Repeat the records in full and exactly, omitting pictures.

### Items
───

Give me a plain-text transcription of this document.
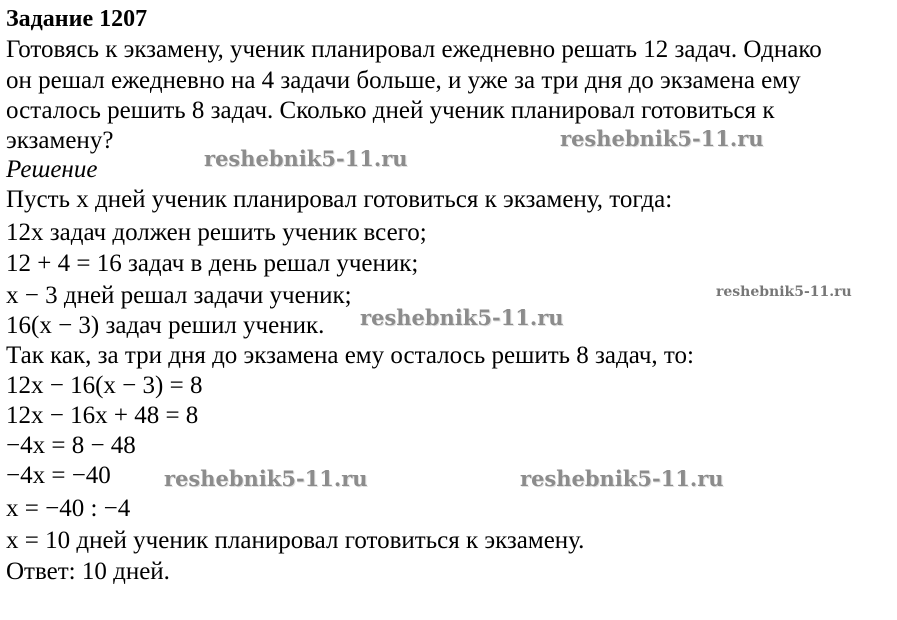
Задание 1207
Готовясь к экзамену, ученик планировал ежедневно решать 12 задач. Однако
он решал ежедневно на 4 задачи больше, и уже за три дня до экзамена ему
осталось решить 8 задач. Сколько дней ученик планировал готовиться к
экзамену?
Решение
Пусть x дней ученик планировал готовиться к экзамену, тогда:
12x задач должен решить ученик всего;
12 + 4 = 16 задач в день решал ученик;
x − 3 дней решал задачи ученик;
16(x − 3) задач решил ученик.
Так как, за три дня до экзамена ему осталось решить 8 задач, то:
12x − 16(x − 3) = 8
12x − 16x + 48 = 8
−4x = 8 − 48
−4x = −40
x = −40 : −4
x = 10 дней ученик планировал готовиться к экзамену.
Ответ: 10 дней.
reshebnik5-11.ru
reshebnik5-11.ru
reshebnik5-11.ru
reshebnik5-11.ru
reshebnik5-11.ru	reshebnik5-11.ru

───

### Exercise answer
Give me a plain-text transcription of this document.
Задание 1207
Готовясь к экзамену, ученик планировал ежедневно решать 12 задач. Однако
он решал ежедневно на 4 задачи больше, и уже за три дня до экзамена ему
осталось решить 8 задач. Сколько дней ученик планировал готовиться к
экзамену?
Решение
Пусть x дней ученик планировал готовиться к экзамену, тогда:
12x задач должен решить ученик всего;
12 + 4 = 16 задач в день решал ученик;
x − 3 дней решал задачи ученик;
16(x − 3) задач решил ученик.
Так как, за три дня до экзамена ему осталось решить 8 задач, то:
12x − 16(x − 3) = 8
12x − 16x + 48 = 8
−4x = 8 − 48
−4x = −40
x = −40 : −4
x = 10 дней ученик планировал готовиться к экзамену.
Ответ: 10 дней.
reshebnik5-11.ru
reshebnik5-11.ru
reshebnik5-11.ru
reshebnik5-11.ru
reshebnik5-11.ru	reshebnik5-11.ru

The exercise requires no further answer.